● Objectif:
Reprenez le récit du parcours artistique et de ses divers supports de création, puis poursuivez-le à partir de sa dernière phrase.

J’ai commencé par la peinture, la sculpture, le dessin, comme beaucoup d’artistes, et j’y reviens parfois. Je suis même brièvement passée par les Beaux-Arts de Saint-Étienne mais j’ai rapidement arrêté car la formation était très classique, c’était avant la réforme des écoles d’art. J’ai toujours écrit ce que j’appelle mes « peauaimes »,  toutes les nuits depuis toujours.  Je suis passée par le théâtre et puis la performance s’est rapidement imposée à moi.

Ensuite, je n’ai jamais arrêté de créer, qu’il s’agisse de photographie, d’œuvres avec de la réalité augmentée, de la robotique, de l’intelligence artificieulle, de performances, d’opérations-chirurgicales- performances, etc.

Ce que je cherche avant tout c’est de trouver la bonne matérialité pour une œuvre : pour cette raison j’ai utilisé des supports très différents.

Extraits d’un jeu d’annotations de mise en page

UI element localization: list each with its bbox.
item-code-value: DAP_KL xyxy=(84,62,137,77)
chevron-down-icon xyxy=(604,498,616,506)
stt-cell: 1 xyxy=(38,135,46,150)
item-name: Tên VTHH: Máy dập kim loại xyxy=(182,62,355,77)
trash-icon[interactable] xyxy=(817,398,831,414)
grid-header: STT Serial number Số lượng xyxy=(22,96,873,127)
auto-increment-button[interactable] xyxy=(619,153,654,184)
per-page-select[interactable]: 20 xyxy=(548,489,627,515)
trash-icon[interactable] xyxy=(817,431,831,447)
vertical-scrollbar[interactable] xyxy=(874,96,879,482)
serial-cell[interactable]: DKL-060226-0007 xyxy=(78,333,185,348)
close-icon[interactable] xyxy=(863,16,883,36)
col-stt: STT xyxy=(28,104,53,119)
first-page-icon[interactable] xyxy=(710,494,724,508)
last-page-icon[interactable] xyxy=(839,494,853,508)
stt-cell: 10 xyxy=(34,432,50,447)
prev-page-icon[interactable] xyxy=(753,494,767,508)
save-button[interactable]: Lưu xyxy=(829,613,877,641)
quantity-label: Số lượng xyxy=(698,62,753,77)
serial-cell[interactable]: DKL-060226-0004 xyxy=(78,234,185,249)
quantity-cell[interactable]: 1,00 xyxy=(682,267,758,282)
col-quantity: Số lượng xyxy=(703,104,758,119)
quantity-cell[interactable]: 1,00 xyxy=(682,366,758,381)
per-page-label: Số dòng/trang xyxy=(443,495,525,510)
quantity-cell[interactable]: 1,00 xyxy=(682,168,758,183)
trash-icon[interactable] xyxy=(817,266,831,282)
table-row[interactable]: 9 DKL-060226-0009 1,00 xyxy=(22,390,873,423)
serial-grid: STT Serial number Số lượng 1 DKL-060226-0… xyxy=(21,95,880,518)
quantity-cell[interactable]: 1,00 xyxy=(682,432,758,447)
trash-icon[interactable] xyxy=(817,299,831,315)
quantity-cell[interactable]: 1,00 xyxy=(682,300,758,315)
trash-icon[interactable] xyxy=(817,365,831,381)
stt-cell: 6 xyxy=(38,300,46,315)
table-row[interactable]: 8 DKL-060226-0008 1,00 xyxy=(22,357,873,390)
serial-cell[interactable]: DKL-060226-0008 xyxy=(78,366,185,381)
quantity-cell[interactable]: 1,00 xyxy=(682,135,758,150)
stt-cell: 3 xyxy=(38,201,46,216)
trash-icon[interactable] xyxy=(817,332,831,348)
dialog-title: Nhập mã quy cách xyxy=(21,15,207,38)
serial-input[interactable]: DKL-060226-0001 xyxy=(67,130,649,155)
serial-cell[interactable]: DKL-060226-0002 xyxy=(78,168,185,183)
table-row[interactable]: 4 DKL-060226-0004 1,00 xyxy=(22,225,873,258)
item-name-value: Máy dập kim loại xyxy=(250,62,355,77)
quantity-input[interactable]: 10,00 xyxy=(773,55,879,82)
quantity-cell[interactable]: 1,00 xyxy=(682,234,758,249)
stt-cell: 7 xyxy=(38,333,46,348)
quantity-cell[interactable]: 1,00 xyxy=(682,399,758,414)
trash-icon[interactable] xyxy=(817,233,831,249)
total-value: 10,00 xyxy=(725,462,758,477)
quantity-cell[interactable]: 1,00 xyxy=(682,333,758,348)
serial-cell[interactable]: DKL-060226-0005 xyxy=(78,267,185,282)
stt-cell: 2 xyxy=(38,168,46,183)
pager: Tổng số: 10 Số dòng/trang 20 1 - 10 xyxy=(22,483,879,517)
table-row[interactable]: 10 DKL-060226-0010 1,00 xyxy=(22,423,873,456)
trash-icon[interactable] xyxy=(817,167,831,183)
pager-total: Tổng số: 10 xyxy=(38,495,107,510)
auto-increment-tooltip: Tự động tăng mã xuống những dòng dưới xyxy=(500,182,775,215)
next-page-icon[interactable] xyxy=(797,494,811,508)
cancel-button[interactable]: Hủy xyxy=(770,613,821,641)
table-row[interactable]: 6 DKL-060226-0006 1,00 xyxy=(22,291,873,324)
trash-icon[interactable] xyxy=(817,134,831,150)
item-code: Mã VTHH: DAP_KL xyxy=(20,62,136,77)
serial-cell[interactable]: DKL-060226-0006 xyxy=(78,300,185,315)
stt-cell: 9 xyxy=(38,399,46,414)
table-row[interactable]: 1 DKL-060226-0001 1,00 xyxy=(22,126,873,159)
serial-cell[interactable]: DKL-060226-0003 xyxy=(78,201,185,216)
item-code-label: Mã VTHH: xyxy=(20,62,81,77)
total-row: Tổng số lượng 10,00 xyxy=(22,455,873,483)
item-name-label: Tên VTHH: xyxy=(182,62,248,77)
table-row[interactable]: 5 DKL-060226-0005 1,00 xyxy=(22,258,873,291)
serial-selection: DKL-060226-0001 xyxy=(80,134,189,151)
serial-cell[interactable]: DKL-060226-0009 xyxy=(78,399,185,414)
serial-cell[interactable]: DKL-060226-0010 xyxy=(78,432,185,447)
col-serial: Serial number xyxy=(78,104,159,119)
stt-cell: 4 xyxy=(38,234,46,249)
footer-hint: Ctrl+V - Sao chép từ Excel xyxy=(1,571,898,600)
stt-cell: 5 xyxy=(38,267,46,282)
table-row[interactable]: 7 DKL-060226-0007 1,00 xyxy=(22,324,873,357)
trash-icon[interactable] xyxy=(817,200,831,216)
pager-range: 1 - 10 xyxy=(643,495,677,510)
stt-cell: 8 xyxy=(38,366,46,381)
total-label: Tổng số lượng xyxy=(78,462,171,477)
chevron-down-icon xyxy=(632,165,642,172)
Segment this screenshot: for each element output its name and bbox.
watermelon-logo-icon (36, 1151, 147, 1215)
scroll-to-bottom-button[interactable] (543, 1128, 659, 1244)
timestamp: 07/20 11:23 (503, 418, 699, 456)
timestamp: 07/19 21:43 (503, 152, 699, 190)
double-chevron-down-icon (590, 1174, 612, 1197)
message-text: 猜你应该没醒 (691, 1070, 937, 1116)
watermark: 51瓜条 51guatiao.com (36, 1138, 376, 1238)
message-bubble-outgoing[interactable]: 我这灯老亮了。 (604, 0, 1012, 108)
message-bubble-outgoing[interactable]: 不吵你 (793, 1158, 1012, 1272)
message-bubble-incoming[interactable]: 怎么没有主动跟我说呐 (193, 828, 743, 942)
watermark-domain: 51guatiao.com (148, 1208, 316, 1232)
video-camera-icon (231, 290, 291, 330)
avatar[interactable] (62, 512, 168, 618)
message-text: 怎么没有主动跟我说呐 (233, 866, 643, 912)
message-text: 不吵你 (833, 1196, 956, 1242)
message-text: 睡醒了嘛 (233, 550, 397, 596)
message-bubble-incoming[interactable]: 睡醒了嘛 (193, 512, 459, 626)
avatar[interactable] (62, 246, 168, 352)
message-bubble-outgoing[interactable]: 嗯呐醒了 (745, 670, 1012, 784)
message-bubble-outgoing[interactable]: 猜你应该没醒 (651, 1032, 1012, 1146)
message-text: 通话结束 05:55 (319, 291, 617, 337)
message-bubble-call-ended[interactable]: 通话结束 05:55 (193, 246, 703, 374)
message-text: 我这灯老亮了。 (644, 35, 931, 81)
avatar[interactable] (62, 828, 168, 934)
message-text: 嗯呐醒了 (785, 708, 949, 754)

● Résultat obtenu:
Concernant la dévotion pour l’art à laquelle vous faites référence, je n’ai de cesse de répéter cette phrase de Nieztsche, « nous avons l’art pour ne pas mourir de la vérité ». C’est le titre que j’ai d’ailleurs donné à la performance que j’ai faite à la fin 2018, au Président pour célébrer mon entrée à la galerie Ceysson & Bénétière.

 

  • Dans un entretien sur France Culture en mars, vous dites que vous avez toujours fait de l’art, que vous ne savez pas faire autre chose. Est-ce que vous pensez, tout comme moi, que l’on ne devient pas artiste mais que l’on naît  artiste ?

 

Les deux se conjuguent, le besoin de s’exprimer est là, mais c’est l’étude de l’histoire de l’art et l’élaboration de l’œuvre ainsi que son positionnement par rapport au monde et à l’art contemporain qui professionnalise le fait d’être artiste.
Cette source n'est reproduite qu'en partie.